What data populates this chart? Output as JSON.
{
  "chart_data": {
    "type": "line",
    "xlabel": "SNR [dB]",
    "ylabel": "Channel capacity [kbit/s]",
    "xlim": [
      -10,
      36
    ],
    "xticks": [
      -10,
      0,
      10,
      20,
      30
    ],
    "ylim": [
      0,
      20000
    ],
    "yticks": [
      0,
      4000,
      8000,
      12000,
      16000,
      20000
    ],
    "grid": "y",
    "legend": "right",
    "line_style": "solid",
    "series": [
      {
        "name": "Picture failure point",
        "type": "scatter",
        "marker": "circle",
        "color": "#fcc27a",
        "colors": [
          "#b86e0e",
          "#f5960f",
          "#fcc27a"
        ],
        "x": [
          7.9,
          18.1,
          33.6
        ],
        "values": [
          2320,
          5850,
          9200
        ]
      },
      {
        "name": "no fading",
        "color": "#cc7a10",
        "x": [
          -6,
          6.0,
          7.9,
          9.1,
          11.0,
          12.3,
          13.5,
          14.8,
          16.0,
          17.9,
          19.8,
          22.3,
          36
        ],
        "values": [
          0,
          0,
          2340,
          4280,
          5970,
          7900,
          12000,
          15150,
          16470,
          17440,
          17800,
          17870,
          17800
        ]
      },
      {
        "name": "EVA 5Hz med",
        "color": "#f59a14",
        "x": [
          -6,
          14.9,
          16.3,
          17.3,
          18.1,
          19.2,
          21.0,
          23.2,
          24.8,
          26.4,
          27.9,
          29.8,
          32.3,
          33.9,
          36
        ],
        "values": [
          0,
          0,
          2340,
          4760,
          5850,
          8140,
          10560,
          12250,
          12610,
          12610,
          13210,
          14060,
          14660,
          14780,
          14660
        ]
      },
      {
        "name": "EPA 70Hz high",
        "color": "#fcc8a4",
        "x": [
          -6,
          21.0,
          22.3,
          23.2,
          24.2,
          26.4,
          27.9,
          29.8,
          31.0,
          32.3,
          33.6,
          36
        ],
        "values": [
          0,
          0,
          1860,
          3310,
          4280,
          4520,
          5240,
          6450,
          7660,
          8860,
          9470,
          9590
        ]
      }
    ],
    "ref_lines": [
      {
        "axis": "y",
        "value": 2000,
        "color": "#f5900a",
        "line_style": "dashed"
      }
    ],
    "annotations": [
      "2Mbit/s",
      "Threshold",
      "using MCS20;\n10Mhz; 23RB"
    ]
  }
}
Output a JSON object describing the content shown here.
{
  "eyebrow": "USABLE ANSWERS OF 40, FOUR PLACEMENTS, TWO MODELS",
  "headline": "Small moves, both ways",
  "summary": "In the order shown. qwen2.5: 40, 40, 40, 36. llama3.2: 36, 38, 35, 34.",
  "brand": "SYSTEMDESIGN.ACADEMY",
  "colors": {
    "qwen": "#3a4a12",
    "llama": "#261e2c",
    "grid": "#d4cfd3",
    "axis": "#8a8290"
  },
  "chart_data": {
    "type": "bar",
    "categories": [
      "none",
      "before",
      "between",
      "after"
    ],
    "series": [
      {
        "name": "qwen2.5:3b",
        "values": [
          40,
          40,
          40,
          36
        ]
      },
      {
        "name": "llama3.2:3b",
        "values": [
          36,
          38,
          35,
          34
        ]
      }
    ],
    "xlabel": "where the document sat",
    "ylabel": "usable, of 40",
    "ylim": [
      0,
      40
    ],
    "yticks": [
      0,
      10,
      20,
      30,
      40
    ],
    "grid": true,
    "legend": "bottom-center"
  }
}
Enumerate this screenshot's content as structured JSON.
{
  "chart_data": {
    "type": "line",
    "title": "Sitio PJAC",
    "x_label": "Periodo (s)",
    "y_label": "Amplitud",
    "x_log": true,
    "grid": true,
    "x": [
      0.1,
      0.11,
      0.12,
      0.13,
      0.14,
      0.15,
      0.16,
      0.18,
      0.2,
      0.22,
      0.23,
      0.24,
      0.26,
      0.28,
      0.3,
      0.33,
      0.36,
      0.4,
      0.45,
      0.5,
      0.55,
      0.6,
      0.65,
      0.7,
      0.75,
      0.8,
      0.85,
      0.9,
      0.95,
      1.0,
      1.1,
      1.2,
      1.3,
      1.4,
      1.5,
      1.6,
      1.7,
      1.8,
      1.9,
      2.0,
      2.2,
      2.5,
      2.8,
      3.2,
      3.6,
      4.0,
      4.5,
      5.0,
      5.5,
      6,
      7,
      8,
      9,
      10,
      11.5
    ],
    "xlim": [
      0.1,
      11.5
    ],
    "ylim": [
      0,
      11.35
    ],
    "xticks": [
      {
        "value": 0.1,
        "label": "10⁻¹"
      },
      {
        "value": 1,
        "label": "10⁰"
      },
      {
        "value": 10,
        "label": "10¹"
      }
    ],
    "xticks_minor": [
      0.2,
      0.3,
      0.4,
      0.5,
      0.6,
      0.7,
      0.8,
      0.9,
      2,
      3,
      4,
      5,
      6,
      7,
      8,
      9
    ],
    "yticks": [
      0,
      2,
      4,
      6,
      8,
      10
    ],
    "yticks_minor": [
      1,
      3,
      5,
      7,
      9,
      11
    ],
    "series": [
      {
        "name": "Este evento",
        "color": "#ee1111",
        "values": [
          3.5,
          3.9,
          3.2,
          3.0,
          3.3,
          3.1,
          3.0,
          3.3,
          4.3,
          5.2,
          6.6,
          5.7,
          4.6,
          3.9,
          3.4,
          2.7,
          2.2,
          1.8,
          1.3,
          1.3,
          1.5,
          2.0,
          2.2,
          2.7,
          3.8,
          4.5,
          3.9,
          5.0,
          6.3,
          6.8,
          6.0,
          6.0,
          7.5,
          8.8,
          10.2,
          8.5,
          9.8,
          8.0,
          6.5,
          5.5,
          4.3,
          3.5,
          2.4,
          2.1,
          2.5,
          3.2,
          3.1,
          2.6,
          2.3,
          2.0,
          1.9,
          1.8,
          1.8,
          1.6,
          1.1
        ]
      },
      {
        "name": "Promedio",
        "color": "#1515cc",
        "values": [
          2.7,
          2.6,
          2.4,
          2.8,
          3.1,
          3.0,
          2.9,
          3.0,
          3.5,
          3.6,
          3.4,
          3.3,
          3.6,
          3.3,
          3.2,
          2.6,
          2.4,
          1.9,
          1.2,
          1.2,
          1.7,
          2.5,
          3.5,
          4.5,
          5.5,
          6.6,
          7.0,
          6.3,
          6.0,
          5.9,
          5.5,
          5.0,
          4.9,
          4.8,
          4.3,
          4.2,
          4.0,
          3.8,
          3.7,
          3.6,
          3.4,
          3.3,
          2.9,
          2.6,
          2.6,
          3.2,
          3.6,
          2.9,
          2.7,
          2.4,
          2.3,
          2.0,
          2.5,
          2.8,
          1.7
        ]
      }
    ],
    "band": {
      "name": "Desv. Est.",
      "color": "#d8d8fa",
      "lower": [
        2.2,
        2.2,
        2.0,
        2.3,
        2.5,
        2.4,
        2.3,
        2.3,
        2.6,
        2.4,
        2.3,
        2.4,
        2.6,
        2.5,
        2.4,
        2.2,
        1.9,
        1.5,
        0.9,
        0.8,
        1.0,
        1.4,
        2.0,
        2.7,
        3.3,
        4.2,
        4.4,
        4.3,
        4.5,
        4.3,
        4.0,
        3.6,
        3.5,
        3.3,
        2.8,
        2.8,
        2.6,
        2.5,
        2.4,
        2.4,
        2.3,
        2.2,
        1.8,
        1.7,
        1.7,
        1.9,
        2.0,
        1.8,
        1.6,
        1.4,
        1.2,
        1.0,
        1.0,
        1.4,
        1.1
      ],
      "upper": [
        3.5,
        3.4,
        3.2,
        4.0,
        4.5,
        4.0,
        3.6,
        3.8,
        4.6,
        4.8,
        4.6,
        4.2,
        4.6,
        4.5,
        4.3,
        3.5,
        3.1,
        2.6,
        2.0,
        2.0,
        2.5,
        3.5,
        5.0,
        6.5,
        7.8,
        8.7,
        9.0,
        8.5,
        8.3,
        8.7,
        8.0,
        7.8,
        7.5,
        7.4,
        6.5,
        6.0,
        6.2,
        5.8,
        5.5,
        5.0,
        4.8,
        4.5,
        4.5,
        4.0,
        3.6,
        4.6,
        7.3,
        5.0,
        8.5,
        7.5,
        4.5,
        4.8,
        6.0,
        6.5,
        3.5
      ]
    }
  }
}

WRITTEN INSTRUCTION:
List the lines of the records where "this" occurs.

FINISHED EXERCISE:
What data populates this chart? Output as JSON.
Enumerate this screenshot's content as structured JSON.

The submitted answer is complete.